Jobs –
A - Answer these questions about the sexual purity interview:
(i) In what town did the couple get married?
(ii) Where and in what year did Mysses Lafunky and her husband meet?
(iii) What app had he downloaded on her phone?
B - From the sexual purity interview, extract the passage that runs from "How did I say" up to and including "me in praying.".

Monday 27 February 2017

Sexual Purity | Exclusive Interview with Mysses Lafunky and Hubby

So guys, we arrive at the end of the sexual purity interview trilogy and we saved the juiciest for last... an in-house interview. Can I get an amen? Amen! Since Sage isn’t married, we turned to none other than the founder of this blog (Mysses Lafunky) and her husband (Blog Editor) to share their experience about sexual purity.
They got married last year at a wonderful ceremony in Abeokuta, Nigeria. What neither of them know is that their wedding was the first time Sage would travel outside Lagos for a wedding. Even Iya Sage was mocking him: "shey you see, when I used to travel for events and you used to complain; now you’ve started." Anyways, that’s how special they are. What a wedding! Beautiful, well-organised and the food was on-point, no “Wedding Party” drama lol. Had a selection of chow like I was at a buffet in Ming-Moon (Birmingham where are you 😩).  If I tell you Mysses Lafunky is shy Hehn... when the MC said: "kiss your husband", she started laughing. Oko Iyawo (the groom) even threw a birthday party for her during the reception, sang a song and also played the keys; such celebration of love. This 2017, Sage go celebrate love sef (Bishop Oyedepo prophesied it) but till then let’s check out their views on sexual purity among others.

Sage (SG) interviews Mysses Lafunky (ML) and her husband (HD)



SG: How did you guys meet and what made you say yes to him?

ML: Sweety (fondly called by me) and I met in our church in Birmingham in 2011. We were church friends before I said yes to him.

How did I say yes to him? I had known that he was going to be my husband before he had asked me out. Prior to asking me out, the Lord told me and showed me a couple of things about my future which I wrote down. Some of the things that God had shown me were pretty unimaginable. One of the things that God told me was that sweety was going to be my husband and I should allow Him to order my steps. Deep down in me, I felt it was impossible for the vision to come to pass. Thus, I guarded my heart to the extreme by avoiding sweety and also I avoided his calls and I chose not to return them. I didn't tell anyone about the vision except my best friend (my chief bridesmaid). She was like let's see how everything would go and she joined me in praying.
God is such a mysterious God; His ways are indeed not our ways. His wisdom is incomprehensible. As sweety is a guru in technology, he had previously downloaded the App called WhatsApp on my phone but this never worked and since I was not very good with technology, I didn't bother to figure it out. After a while that I had avoided him, the App started working and with the excitement of it working, I sent him a message via the App to thank him and to also inform him that this was my first time of  using it since he had downloaded it. Also, I used the opportunity to apologise for not returning his calls all the while. He immediately rang me and said I should not worry about not returning the calls. After this time, our friendship blossomed. Our friendship blossomed to the extent that we knew every single thing about each other. I had also liked what I'd known so far about him. Then I went back to God to guide me and to order my steps.


SG: How did you know ML was the one when you met her?

Extracted information –
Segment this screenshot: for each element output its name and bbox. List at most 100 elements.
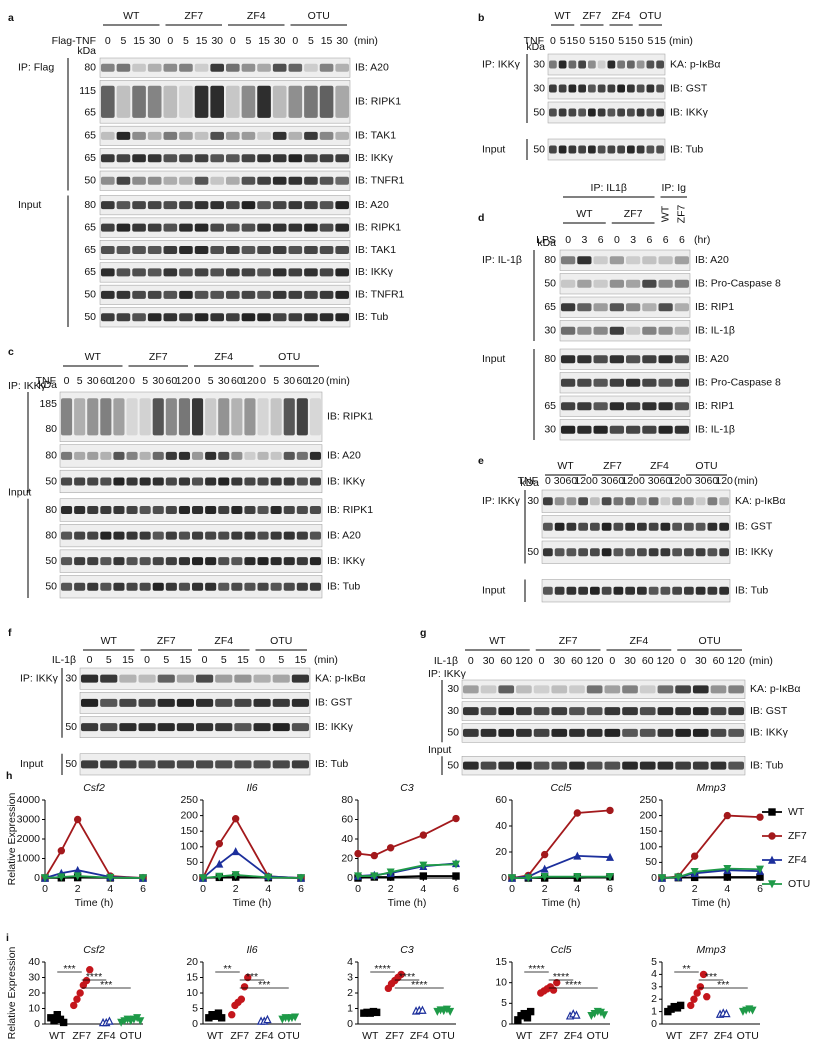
band [218, 451, 230, 460]
band [578, 548, 588, 557]
band [241, 85, 256, 118]
band [218, 398, 230, 436]
band [304, 313, 318, 322]
kda-marker: 50 [527, 546, 539, 558]
time-label: 30 [152, 375, 164, 387]
band [627, 60, 635, 69]
ib-label: IB: GST [750, 705, 788, 717]
band [179, 201, 193, 210]
x-tick-label: 4 [724, 883, 730, 895]
ib-label: IB: TNFR1 [355, 175, 405, 187]
y-tick-label: 50 [645, 856, 657, 868]
band [179, 223, 193, 232]
band [100, 506, 112, 515]
band [656, 145, 664, 154]
x-tick-label: OTU [120, 1030, 142, 1042]
band [304, 246, 318, 255]
band [577, 326, 592, 335]
significance-label: **** [86, 971, 102, 983]
marker [703, 993, 711, 1001]
marker [540, 864, 549, 873]
blot-strip [59, 391, 323, 442]
band [319, 201, 334, 210]
x-tick-label: 0 [509, 883, 515, 895]
band [607, 60, 616, 69]
time-label: 30 [554, 475, 566, 487]
band [196, 674, 214, 683]
band [607, 108, 616, 117]
marker [105, 1016, 114, 1025]
band [257, 582, 269, 591]
ib-label: IB: IKKγ [750, 727, 789, 739]
band [304, 85, 318, 118]
kda-marker: 30 [447, 683, 459, 695]
band [728, 707, 744, 716]
series-line [511, 809, 611, 879]
band [126, 582, 138, 591]
group-label: ZF4 [612, 10, 631, 22]
band [119, 760, 137, 769]
band [100, 674, 118, 683]
band [257, 477, 269, 486]
band [566, 497, 577, 506]
section-label: Input [482, 353, 505, 365]
ib-label: IB: A20 [355, 199, 389, 211]
marker [73, 872, 82, 881]
marker [755, 865, 765, 874]
ib-label: KA: p-IκBα [735, 495, 785, 507]
band [684, 497, 694, 506]
blot-strip [559, 348, 691, 370]
band [636, 84, 645, 93]
y-tick-label: 20 [186, 956, 198, 968]
band [626, 256, 641, 265]
blot-strip [79, 753, 311, 776]
blot-strip [99, 240, 351, 260]
y-tick-label: 0 [347, 1018, 353, 1030]
band [257, 506, 269, 515]
band [296, 582, 308, 591]
marker [354, 849, 362, 858]
time-label: 15 [567, 35, 579, 47]
band [656, 84, 664, 93]
x-tick-label: 6 [298, 883, 304, 895]
band [569, 685, 585, 694]
band [179, 176, 193, 185]
marker [523, 1014, 532, 1022]
band [568, 84, 577, 93]
band [139, 582, 151, 591]
band [657, 707, 674, 716]
band [309, 477, 321, 486]
ib-label: IB: RIPK1 [355, 221, 401, 233]
time-label: 5 [142, 375, 148, 387]
band [646, 145, 655, 154]
band [139, 557, 151, 566]
band [152, 531, 164, 540]
band [637, 548, 647, 557]
band [126, 451, 138, 460]
ib-label: IB: Tub [327, 581, 360, 593]
band [116, 246, 131, 255]
significance-label: ** [682, 963, 690, 975]
blot-strip [541, 515, 731, 539]
band [304, 154, 318, 163]
band [74, 531, 86, 540]
section-label: Input [20, 758, 43, 770]
marker [237, 995, 246, 1003]
band [270, 531, 282, 540]
band [101, 290, 115, 299]
ib-label: IB: GST [315, 697, 353, 709]
band [100, 557, 112, 566]
band [607, 84, 616, 93]
kda-marker: 115 [79, 85, 96, 97]
band [304, 201, 318, 210]
band [194, 313, 209, 322]
band [586, 728, 603, 737]
band [205, 477, 217, 486]
band [165, 582, 177, 591]
band [101, 154, 115, 163]
kda-marker: 80 [544, 254, 556, 266]
blot-strip [559, 320, 691, 342]
time-label: 5 [308, 35, 314, 47]
marker [231, 815, 240, 823]
band [558, 60, 567, 69]
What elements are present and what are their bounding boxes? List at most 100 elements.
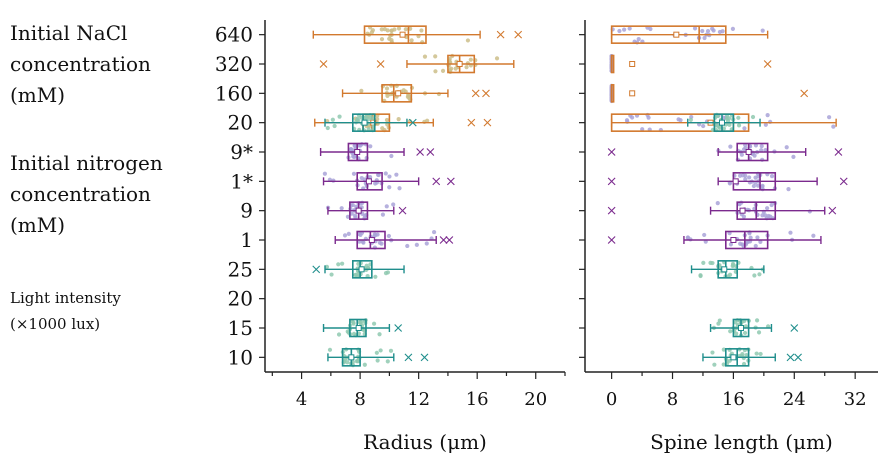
sample-dot — [786, 187, 791, 192]
group-label-line: (mM) — [10, 213, 66, 237]
outlier-stroke — [607, 206, 616, 215]
sample-dot — [373, 274, 378, 279]
sample-dot — [769, 174, 775, 179]
sample-dot — [359, 175, 364, 181]
sample-dot — [742, 330, 748, 336]
outlier-marker — [482, 89, 490, 98]
sample-dot — [384, 117, 390, 123]
sample-dot — [436, 91, 442, 97]
sample-dot — [752, 273, 757, 278]
category-label: 1* — [230, 169, 253, 193]
sample-dot — [701, 260, 706, 265]
outlier-stroke — [482, 89, 490, 98]
sample-dot — [769, 202, 774, 208]
sample-dot — [453, 66, 458, 71]
sample-dot — [432, 229, 437, 235]
x-tick-label: 4 — [296, 389, 307, 410]
x-tick-label: 0 — [606, 389, 617, 410]
mean-marker — [358, 266, 365, 273]
sample-dot — [389, 28, 394, 33]
sample-dot — [362, 362, 367, 367]
sample-dot — [740, 352, 745, 357]
sample-dot — [763, 148, 768, 153]
sample-dot — [622, 27, 627, 32]
sample-dot — [352, 143, 357, 148]
outlier-stroke — [607, 148, 616, 156]
sample-dot — [337, 114, 342, 119]
outlier-stroke — [376, 60, 385, 68]
sample-dot — [389, 153, 394, 159]
box-9 — [607, 200, 837, 221]
sample-dot — [355, 358, 361, 363]
sample-dot — [755, 183, 761, 188]
sample-dot — [721, 126, 727, 131]
sample-dot — [382, 27, 387, 32]
iqr-box — [610, 25, 727, 44]
box-20 — [324, 112, 417, 133]
sample-dot — [721, 362, 726, 367]
x-tick-label: 16 — [722, 389, 745, 410]
sample-dot — [352, 213, 358, 218]
sample-dot — [744, 352, 749, 358]
box-15 — [322, 318, 403, 338]
outlier-marker — [398, 206, 407, 215]
sample-dot — [760, 28, 765, 33]
chart-panel-2: 0 8 16 24 32 Spine length (μm) — [579, 20, 878, 454]
sample-dot — [409, 38, 414, 43]
sample-dot — [391, 202, 396, 207]
iqr-box — [356, 172, 383, 191]
sample-dot — [377, 240, 383, 245]
category-label: 20 — [228, 111, 253, 135]
mean-marker — [629, 61, 636, 67]
sample-dot — [340, 261, 345, 266]
sample-dot — [685, 235, 691, 240]
outlier-stroke — [426, 148, 435, 156]
outlier-stroke — [445, 236, 454, 244]
mean-marker — [348, 354, 355, 361]
sample-dot — [692, 26, 698, 31]
group-label-nacl: Initial NaCl concentration (mM) — [10, 18, 151, 111]
sample-dot — [422, 54, 428, 59]
sample-dot — [370, 28, 375, 33]
outlier-marker — [794, 353, 802, 362]
x-tick-label: 8 — [354, 389, 365, 410]
sample-dot — [740, 173, 746, 178]
sample-dot — [325, 125, 330, 131]
sample-dot — [750, 114, 756, 120]
box-1 — [607, 230, 822, 250]
sample-dot — [380, 212, 386, 217]
sample-dot — [763, 213, 768, 218]
outlier-marker — [445, 236, 454, 244]
sample-dot — [748, 235, 753, 240]
x-tick-label: 32 — [844, 389, 867, 410]
outlier-stroke — [786, 353, 795, 362]
group-label-line: (mM) — [10, 83, 66, 107]
sample-dot — [705, 29, 711, 34]
outlier-marker — [763, 60, 772, 68]
sample-dot — [727, 181, 733, 186]
sample-dot — [727, 272, 733, 277]
box-160 — [609, 83, 809, 104]
outlier-marker — [312, 265, 321, 274]
category-label: 1 — [240, 228, 253, 252]
sample-dot — [386, 233, 391, 239]
x-tick-label: 8 — [667, 389, 678, 410]
sample-dot — [827, 115, 832, 120]
sample-dot — [728, 242, 733, 247]
outlier-stroke — [514, 30, 523, 39]
sample-dot — [360, 239, 365, 245]
sample-dot — [752, 206, 757, 211]
sample-dot — [765, 206, 770, 211]
sample-dot — [339, 206, 344, 211]
sample-dot — [726, 116, 732, 121]
sample-dot — [710, 350, 715, 355]
outlier-stroke — [790, 324, 799, 332]
box-9* — [607, 142, 843, 162]
sample-dot — [389, 37, 394, 43]
sample-dot — [330, 117, 335, 122]
sample-dot — [784, 145, 789, 150]
sample-dot — [376, 172, 381, 177]
box-320 — [319, 53, 515, 74]
sample-dot — [349, 147, 354, 152]
iqr-box — [381, 84, 413, 103]
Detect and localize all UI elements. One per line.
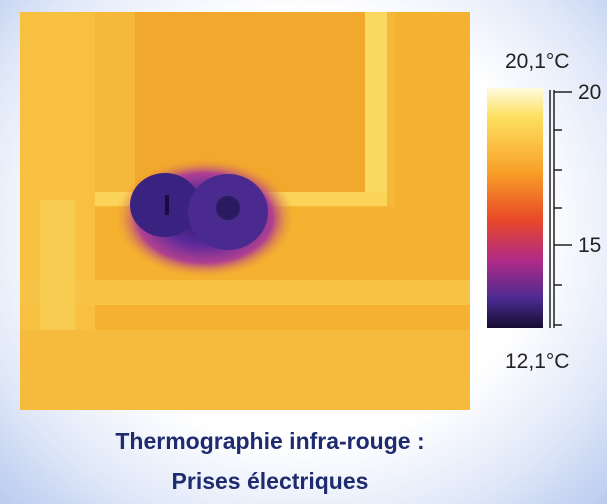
max-label: 20,1°C xyxy=(505,50,569,73)
scale-axis xyxy=(550,90,572,328)
thermal-image xyxy=(20,12,470,410)
caption-line: Thermographie infra-rouge : xyxy=(0,428,540,455)
caption-line: Prises électriques xyxy=(0,468,540,495)
page: 20,1°C 20 15 12,1°C Thermographie infra-… xyxy=(0,0,607,504)
color-scale xyxy=(487,88,543,328)
thermal-view: 20,1°C 20 15 12,1°C xyxy=(0,0,607,420)
scale-tick-label: 15 xyxy=(578,234,601,257)
scale-tick-label: 20 xyxy=(578,81,601,104)
min-label: 12,1°C xyxy=(505,350,569,373)
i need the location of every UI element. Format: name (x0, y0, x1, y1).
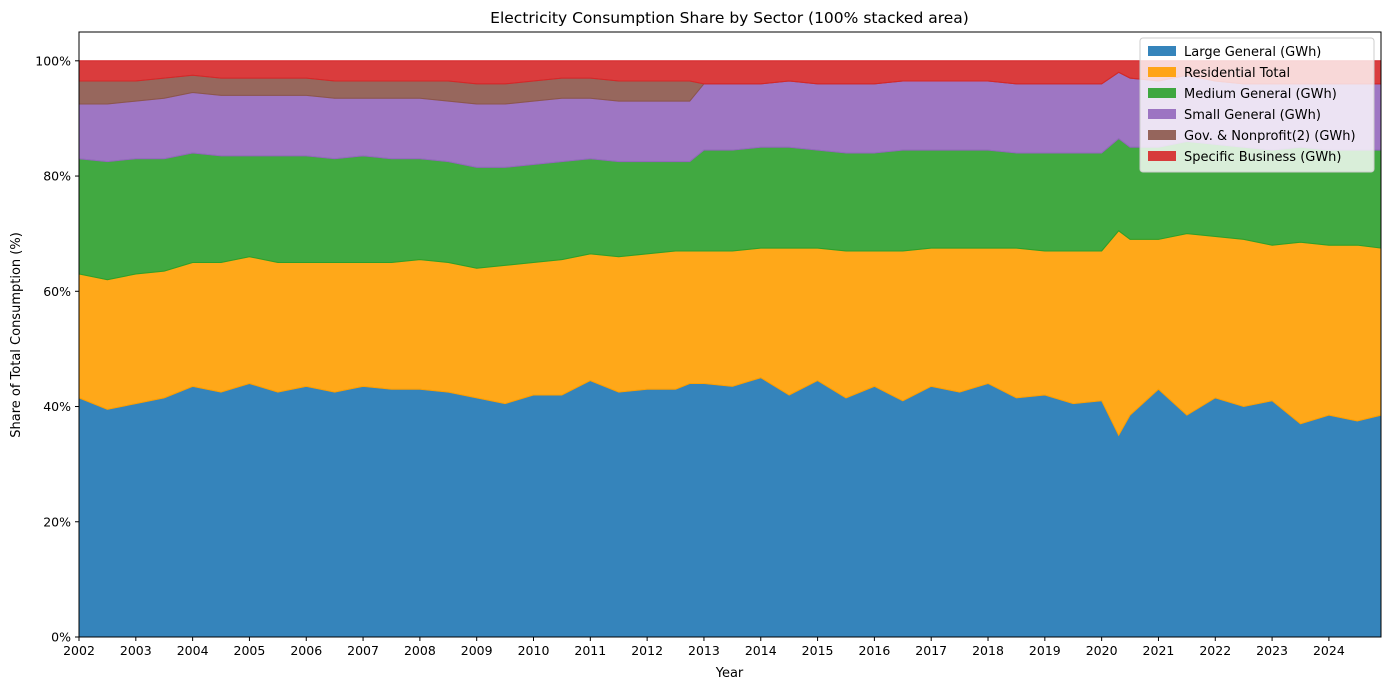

List of solutions –
A -
(i) Abeokuta, Nigeria
(ii) In their church in Birmingham, in 2011
(iii) WhatsApp

B -
How did I say yes to him? I had known that he was going to be my husband before he had asked me out. Prior to asking me out, the Lord told me and showed me a couple of things about my future which I wrote down. Some of the things that God had shown me were pretty unimaginable. One of the things that God told me was that sweety was going to be my husband and I should allow Him to order my steps. Deep down in me, I felt it was impossible for the vision to come to pass. Thus, I guarded my heart to the extreme by avoiding sweety and also I avoided his calls and I chose not to return them. I didn't tell anyone about the vision except my best friend (my chief bridesmaid). She was like let's see how everything would go and she joined me in praying.